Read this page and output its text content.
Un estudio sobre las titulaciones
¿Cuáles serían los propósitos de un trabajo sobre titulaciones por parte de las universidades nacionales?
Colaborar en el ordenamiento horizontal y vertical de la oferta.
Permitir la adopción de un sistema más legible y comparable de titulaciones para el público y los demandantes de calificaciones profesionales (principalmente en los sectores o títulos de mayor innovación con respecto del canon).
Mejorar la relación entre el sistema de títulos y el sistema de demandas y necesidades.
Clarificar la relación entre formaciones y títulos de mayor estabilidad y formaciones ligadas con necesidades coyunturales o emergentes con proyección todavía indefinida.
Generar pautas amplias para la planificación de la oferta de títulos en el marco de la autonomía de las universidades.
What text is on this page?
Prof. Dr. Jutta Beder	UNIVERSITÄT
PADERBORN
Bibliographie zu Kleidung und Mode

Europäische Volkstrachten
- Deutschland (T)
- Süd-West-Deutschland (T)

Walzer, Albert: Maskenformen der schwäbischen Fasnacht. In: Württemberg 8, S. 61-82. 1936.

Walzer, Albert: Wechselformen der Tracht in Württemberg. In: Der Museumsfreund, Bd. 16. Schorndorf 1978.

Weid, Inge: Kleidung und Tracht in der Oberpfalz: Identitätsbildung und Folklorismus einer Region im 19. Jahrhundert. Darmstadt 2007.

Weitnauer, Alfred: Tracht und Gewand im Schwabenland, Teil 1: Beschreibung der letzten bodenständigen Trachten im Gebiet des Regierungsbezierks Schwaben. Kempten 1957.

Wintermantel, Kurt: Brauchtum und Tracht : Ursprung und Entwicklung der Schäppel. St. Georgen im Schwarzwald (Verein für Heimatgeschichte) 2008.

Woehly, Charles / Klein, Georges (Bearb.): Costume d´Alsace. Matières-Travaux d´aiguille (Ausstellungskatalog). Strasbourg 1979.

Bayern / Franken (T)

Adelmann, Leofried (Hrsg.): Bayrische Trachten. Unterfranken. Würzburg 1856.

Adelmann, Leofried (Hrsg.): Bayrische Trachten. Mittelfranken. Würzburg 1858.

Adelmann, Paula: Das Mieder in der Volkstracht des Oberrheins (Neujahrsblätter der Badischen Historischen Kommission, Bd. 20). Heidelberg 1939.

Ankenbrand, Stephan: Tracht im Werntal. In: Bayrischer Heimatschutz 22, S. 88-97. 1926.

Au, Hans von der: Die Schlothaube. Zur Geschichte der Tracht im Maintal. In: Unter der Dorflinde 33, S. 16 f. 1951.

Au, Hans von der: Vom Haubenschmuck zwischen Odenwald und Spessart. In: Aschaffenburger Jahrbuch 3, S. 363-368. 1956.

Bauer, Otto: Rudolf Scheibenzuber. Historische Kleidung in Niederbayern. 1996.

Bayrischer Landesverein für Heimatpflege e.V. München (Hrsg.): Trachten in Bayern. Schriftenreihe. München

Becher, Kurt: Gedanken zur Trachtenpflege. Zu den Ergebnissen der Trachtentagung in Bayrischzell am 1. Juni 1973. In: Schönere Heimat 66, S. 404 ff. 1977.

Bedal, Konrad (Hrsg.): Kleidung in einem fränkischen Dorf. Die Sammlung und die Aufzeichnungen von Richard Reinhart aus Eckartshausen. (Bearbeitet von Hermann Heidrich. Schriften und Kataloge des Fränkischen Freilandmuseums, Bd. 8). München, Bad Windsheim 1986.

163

—————

_EXERCISE DIRECTIONS_
Gather each line in the entries above where the string "entre" is found.

_RESPONSE TO THIS TASK_
Mejorar la relación entre el sistema de títulos y el sistema de demandas y necesidades.
Clarificar la relación entre formaciones y títulos de mayor estabilidad y formaciones ligadas con necesidades coyunturales o emergentes con proyección todavía indefinida.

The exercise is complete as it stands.